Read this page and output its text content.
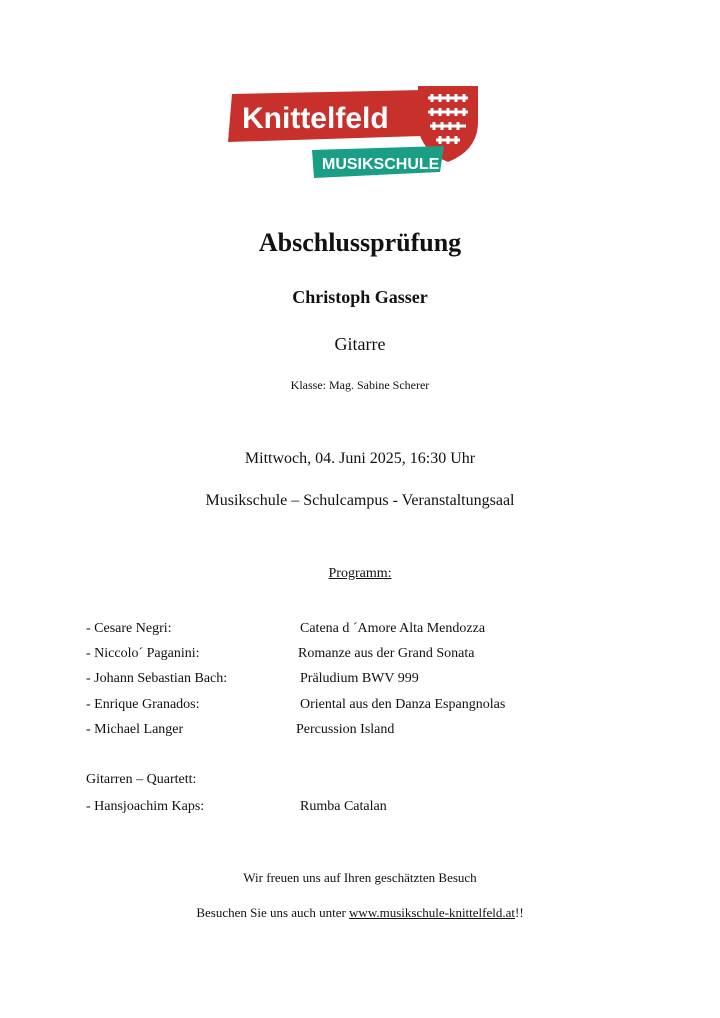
Knittelfeld
MUSIKSCHULE
Abschlussprüfung
Christoph Gasser
Gitarre
Klasse: Mag. Sabine Scherer
Mittwoch, 04. Juni 2025, 16:30 Uhr
Musikschule – Schulcampus - Veranstaltungsaal
Programm:
- Cesare Negri:	Catena d ´Amore Alta Mendozza
- Niccolo´ Paganini:	Romanze aus der Grand Sonata
- Johann Sebastian Bach:	Präludium BWV 999
- Enrique Granados:	Oriental aus den Danza Espangnolas
- Michael Langer	Percussion Island
Gitarren – Quartett:
- Hansjoachim Kaps:	Rumba Catalan
Wir freuen uns auf Ihren geschätzten Besuch
Besuchen Sie uns auch unter www.musikschule-knittelfeld.at!!
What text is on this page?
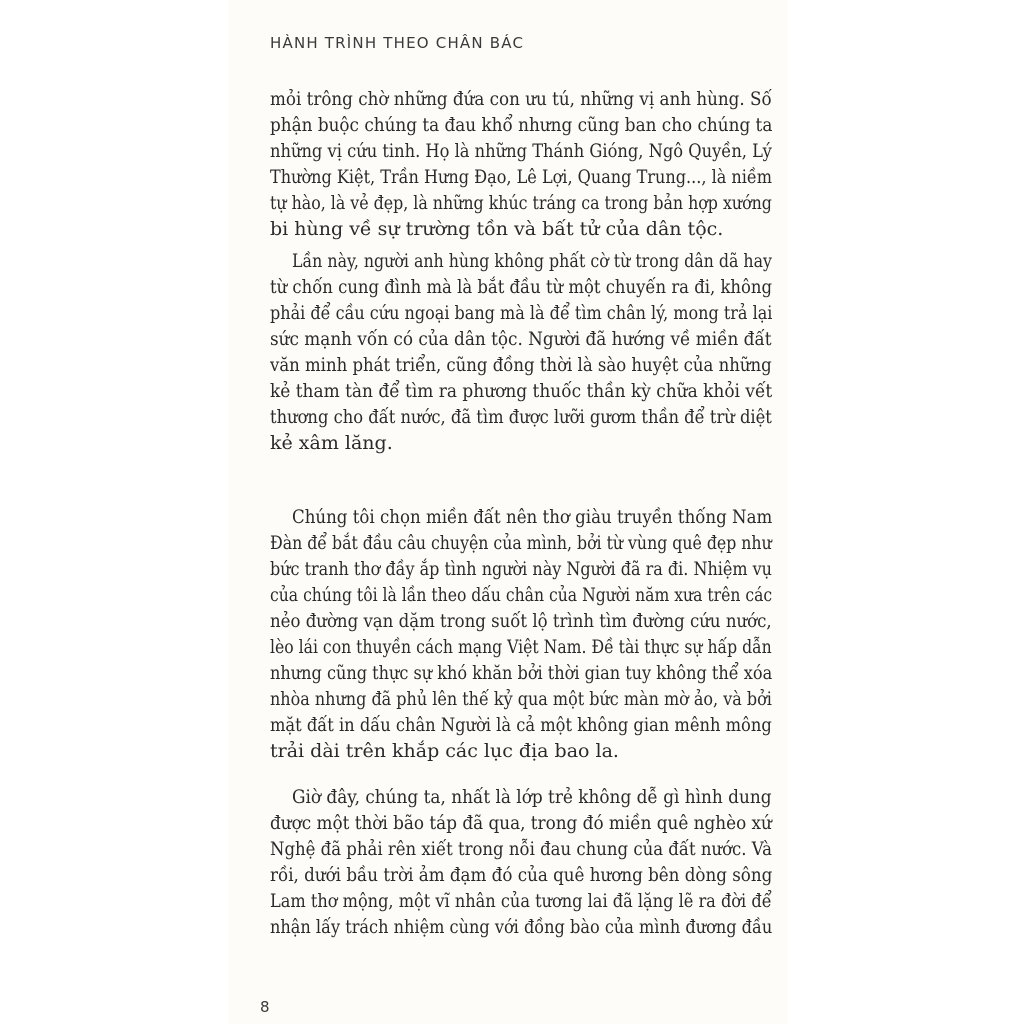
HÀNH TRÌNH THEO CHÂN BÁC
mỏi trông chờ những đứa con ưu tú, những vị anh hùng. Số
phận buộc chúng ta đau khổ nhưng cũng ban cho chúng ta
những vị cứu tinh. Họ là những Thánh Gióng, Ngô Quyền, Lý
Thường Kiệt, Trần Hưng Đạo, Lê Lợi, Quang Trung..., là niềm
tự hào, là vẻ đẹp, là những khúc tráng ca trong bản hợp xướng
bi hùng về sự trường tồn và bất tử của dân tộc.
Lần này, người anh hùng không phất cờ từ trong dân dã hay
từ chốn cung đình mà là bắt đầu từ một chuyến ra đi, không
phải để cầu cứu ngoại bang mà là để tìm chân lý, mong trả lại
sức mạnh vốn có của dân tộc. Người đã hướng về miền đất
văn minh phát triển, cũng đồng thời là sào huyệt của những
kẻ tham tàn để tìm ra phương thuốc thần kỳ chữa khỏi vết
thương cho đất nước, đã tìm được lưỡi gươm thần để trừ diệt
kẻ xâm lăng.
Chúng tôi chọn miền đất nên thơ giàu truyền thống Nam
Đàn để bắt đầu câu chuyện của mình, bởi từ vùng quê đẹp như
bức tranh thơ đầy ắp tình người này Người đã ra đi. Nhiệm vụ
của chúng tôi là lần theo dấu chân của Người năm xưa trên các
nẻo đường vạn dặm trong suốt lộ trình tìm đường cứu nước,
lèo lái con thuyền cách mạng Việt Nam. Đề tài thực sự hấp dẫn
nhưng cũng thực sự khó khăn bởi thời gian tuy không thể xóa
nhòa nhưng đã phủ lên thế kỷ qua một bức màn mờ ảo, và bởi
mặt đất in dấu chân Người là cả một không gian mênh mông
trải dài trên khắp các lục địa bao la.
Giờ đây, chúng ta, nhất là lớp trẻ không dễ gì hình dung
được một thời bão táp đã qua, trong đó miền quê nghèo xứ
Nghệ đã phải rên xiết trong nỗi đau chung của đất nước. Và
rồi, dưới bầu trời ảm đạm đó của quê hương bên dòng sông
Lam thơ mộng, một vĩ nhân của tương lai đã lặng lẽ ra đời để
nhận lấy trách nhiệm cùng với đồng bào của mình đương đầu
8
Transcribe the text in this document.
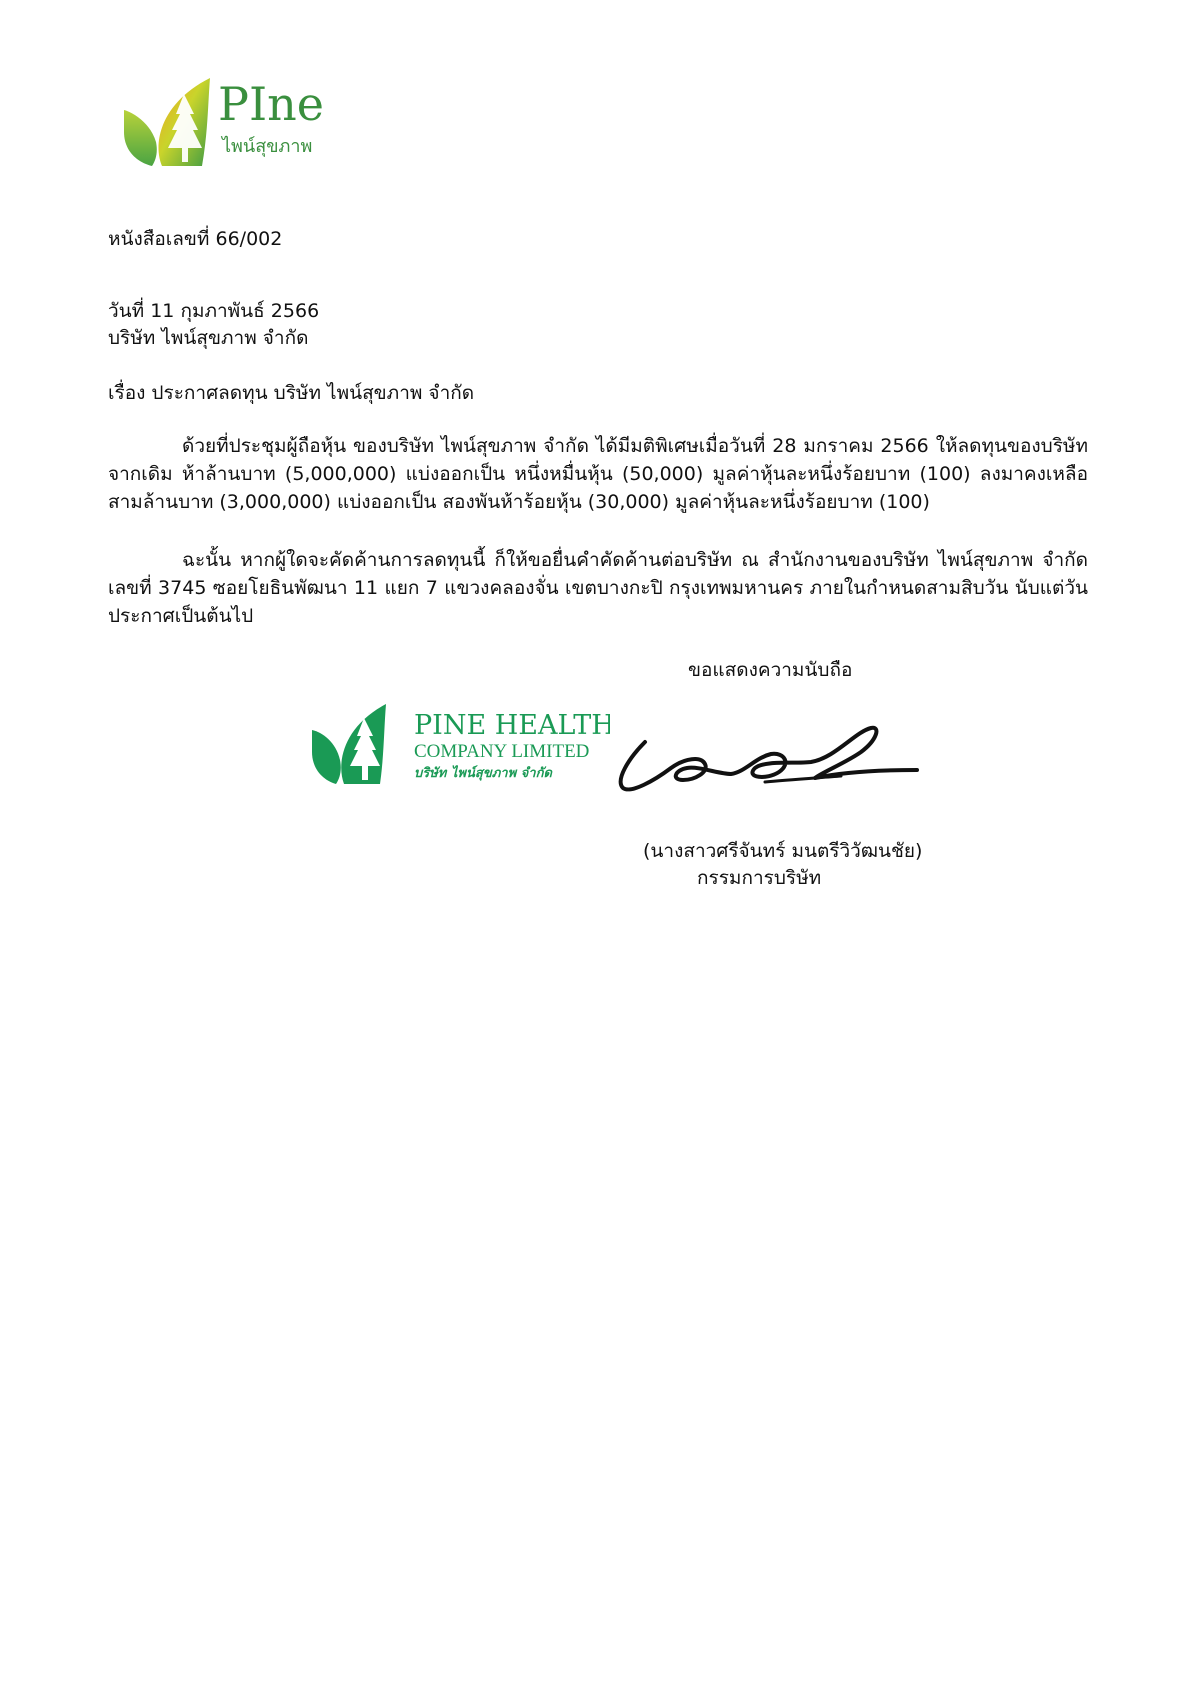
PIne
ไพน์สุขภาพ
หนังสือเลขที่ 66/002
วันที่ 11 กุมภาพันธ์ 2566
บริษัท ไพน์สุขภาพ จำกัด
เรื่อง ประกาศลดทุน บริษัท ไพน์สุขภาพ จำกัด
ด้วยที่ประชุมผู้ถือหุ้น ของบริษัท ไพน์สุขภาพ จำกัด ได้มีมติพิเศษเมื่อวันที่ 28 มกราคม 2566 ให้ลดทุนของบริษัท จากเดิม ห้าล้านบาท (5,000,000) แบ่งออกเป็น หนึ่งหมื่นหุ้น (50,000) มูลค่าหุ้นละหนึ่งร้อยบาท (100) ลงมาคงเหลือ สามล้านบาท (3,000,000) แบ่งออกเป็น สองพันห้าร้อยหุ้น (30,000) มูลค่าหุ้นละหนึ่งร้อยบาท (100)
ฉะนั้น หากผู้ใดจะคัดค้านการลดทุนนี้ ก็ให้ขอยื่นคำคัดค้านต่อบริษัท ณ สำนักงานของบริษัท ไพน์สุขภาพ จำกัด เลขที่ 3745 ซอยโยธินพัฒนา 11 แยก 7 แขวงคลองจั่น เขตบางกะปิ กรุงเทพมหานคร ภายในกำหนดสามสิบวัน นับแต่วันประกาศเป็นต้นไป
ขอแสดงความนับถือ
PINE HEALTH
COMPANY LIMITED
บริษัท ไพน์สุขภาพ จำกัด
(นางสาวศรีจันทร์ มนตรีวิวัฒนชัย)
กรรมการบริษัท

Problem: List the lines of the records where "this" occurs.

Task answer:
Read this page and output its text content.
What text is on this page?
Transcribe the text in this document.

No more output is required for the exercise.